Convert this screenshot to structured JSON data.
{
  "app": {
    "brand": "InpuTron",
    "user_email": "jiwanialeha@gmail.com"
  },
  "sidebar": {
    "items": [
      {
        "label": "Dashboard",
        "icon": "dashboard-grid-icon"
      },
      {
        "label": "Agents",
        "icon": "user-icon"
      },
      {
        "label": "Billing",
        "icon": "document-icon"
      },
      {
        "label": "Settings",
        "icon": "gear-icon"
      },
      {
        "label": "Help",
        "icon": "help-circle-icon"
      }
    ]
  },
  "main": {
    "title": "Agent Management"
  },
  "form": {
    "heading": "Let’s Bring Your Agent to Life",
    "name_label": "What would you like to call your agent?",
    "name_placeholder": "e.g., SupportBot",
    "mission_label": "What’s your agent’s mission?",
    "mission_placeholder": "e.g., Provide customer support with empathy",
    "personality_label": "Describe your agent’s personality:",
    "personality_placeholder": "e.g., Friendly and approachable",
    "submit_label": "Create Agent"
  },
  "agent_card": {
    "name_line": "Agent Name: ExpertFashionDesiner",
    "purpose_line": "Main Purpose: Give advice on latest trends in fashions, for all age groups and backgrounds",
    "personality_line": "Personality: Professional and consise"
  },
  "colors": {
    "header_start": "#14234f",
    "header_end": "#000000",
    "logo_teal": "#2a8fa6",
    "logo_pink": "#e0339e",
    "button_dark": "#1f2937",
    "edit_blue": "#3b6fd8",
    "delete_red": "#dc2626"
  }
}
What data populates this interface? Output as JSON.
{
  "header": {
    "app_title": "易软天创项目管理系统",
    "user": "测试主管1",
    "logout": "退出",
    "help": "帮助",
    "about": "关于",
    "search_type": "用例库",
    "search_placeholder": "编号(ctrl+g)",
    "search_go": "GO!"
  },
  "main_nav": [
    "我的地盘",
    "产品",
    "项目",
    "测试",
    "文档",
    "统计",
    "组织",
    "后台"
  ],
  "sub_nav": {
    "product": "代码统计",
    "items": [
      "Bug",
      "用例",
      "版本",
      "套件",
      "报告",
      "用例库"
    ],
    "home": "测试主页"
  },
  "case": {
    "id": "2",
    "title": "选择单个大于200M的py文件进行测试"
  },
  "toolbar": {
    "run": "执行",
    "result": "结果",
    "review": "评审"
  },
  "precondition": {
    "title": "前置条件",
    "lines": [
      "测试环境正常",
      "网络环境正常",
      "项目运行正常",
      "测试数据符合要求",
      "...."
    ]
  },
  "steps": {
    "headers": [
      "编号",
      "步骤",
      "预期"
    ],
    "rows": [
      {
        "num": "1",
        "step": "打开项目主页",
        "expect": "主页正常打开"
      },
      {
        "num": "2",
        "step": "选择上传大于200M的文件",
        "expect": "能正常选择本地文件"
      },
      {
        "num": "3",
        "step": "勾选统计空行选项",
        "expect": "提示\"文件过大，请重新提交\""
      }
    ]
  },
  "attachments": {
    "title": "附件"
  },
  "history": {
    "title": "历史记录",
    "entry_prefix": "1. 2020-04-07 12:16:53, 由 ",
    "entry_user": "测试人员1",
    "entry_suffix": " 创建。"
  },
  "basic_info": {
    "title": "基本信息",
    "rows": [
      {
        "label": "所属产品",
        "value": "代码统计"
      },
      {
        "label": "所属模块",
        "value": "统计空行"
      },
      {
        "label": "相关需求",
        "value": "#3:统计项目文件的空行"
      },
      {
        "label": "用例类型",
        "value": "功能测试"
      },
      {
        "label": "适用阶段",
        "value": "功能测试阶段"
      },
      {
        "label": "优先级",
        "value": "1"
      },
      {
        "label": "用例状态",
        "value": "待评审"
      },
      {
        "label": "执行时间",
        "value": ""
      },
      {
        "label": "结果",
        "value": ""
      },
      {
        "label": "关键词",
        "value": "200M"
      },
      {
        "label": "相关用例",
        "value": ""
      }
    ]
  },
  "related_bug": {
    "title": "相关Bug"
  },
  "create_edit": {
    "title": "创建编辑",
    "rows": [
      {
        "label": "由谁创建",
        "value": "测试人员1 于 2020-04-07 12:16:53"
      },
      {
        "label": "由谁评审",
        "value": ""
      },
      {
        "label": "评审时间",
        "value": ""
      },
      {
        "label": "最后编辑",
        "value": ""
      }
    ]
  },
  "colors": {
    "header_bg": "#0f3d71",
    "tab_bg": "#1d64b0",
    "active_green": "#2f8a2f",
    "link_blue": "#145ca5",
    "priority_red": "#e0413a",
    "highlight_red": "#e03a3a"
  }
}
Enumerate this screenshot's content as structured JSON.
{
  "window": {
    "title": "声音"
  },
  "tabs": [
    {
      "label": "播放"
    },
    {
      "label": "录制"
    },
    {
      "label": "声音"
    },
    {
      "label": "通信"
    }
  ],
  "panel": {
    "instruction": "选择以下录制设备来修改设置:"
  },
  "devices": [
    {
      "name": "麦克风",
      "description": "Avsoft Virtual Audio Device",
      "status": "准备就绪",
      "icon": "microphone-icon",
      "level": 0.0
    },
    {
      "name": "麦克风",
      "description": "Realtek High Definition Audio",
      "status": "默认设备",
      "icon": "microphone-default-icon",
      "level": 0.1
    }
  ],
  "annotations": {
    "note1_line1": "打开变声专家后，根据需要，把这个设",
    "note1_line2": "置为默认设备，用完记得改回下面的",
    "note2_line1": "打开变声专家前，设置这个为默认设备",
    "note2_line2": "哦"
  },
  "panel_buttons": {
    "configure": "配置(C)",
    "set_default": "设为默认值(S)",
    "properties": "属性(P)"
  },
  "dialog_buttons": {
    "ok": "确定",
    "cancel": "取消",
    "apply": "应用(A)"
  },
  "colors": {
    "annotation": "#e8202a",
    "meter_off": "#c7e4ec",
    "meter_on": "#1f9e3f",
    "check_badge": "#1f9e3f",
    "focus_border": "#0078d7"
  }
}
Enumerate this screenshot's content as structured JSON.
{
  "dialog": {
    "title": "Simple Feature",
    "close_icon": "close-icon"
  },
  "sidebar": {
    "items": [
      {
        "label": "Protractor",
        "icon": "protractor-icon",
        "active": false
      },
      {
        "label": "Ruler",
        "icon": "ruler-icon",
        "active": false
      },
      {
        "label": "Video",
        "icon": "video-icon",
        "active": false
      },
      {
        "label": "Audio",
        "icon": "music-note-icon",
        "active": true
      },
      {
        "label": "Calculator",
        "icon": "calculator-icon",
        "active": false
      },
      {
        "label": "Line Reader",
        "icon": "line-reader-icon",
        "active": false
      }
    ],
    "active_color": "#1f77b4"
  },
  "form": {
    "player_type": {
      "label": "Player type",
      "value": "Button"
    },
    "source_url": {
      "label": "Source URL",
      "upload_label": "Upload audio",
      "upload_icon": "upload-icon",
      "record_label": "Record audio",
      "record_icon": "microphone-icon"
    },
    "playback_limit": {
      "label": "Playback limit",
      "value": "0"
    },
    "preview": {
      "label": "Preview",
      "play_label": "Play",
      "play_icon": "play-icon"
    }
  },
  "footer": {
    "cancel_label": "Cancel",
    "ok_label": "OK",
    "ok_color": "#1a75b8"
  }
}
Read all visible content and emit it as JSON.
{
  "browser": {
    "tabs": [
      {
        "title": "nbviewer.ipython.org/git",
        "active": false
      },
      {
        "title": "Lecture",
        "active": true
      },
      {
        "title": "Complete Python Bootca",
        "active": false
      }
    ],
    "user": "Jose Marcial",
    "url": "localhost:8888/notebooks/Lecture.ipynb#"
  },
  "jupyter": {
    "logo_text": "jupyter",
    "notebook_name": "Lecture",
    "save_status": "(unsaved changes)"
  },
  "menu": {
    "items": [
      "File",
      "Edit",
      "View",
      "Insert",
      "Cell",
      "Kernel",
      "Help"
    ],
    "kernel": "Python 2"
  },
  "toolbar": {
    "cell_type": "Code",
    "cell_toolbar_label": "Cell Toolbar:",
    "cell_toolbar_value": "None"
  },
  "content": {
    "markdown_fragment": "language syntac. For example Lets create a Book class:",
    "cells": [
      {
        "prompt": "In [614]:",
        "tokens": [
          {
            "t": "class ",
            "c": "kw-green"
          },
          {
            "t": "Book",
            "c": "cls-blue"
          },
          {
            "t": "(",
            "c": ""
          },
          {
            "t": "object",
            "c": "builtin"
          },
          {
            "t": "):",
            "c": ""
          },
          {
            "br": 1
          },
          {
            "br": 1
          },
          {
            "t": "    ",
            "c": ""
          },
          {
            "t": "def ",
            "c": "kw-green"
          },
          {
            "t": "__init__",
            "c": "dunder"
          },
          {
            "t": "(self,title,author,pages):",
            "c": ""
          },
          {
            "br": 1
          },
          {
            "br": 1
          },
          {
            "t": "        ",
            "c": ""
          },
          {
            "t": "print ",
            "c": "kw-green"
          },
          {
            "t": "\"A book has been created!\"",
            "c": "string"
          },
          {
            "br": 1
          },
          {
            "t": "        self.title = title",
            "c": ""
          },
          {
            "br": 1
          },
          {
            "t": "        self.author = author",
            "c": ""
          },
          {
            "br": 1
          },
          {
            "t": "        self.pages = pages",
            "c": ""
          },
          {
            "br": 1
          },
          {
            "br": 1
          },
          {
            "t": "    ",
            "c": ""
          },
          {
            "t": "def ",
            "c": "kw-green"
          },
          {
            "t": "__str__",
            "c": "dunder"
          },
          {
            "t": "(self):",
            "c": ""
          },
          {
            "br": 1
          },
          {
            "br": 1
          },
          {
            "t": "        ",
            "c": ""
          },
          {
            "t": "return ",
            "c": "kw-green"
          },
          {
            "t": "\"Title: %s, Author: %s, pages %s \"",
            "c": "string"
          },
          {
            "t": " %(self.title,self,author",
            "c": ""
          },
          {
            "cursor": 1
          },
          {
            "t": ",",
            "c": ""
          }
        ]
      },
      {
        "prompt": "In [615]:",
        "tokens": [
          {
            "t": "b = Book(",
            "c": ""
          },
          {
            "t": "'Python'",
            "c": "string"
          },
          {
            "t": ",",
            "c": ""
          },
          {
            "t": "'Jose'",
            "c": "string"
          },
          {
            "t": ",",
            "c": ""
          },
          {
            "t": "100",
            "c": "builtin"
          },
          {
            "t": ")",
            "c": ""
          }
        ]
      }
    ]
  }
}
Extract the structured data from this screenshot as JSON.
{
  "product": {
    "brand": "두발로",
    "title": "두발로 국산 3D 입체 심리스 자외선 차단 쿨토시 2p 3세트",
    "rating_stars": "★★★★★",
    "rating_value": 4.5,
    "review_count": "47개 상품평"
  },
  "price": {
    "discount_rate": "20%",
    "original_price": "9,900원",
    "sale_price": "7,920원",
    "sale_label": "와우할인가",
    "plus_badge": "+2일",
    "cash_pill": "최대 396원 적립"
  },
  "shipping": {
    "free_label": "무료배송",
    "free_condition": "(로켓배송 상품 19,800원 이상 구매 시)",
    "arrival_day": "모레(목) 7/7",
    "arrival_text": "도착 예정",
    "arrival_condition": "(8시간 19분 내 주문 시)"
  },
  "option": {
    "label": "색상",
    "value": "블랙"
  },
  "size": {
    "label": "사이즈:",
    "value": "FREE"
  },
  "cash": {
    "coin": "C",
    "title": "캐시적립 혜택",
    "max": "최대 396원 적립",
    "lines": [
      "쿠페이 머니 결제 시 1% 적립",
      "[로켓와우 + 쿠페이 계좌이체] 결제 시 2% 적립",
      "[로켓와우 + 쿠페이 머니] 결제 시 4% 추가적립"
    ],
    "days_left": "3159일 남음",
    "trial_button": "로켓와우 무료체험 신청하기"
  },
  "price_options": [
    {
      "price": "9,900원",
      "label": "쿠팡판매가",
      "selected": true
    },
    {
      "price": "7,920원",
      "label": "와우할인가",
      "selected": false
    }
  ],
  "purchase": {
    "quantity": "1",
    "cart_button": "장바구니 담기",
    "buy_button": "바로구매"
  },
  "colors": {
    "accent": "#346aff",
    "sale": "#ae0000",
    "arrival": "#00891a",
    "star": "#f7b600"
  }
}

========

| Required task |
Show every line in the entries where the string "class" occurs.

| Result |
    "markdown_fragment": "language syntac. For example Lets create a Book class:",
            "t": "class ",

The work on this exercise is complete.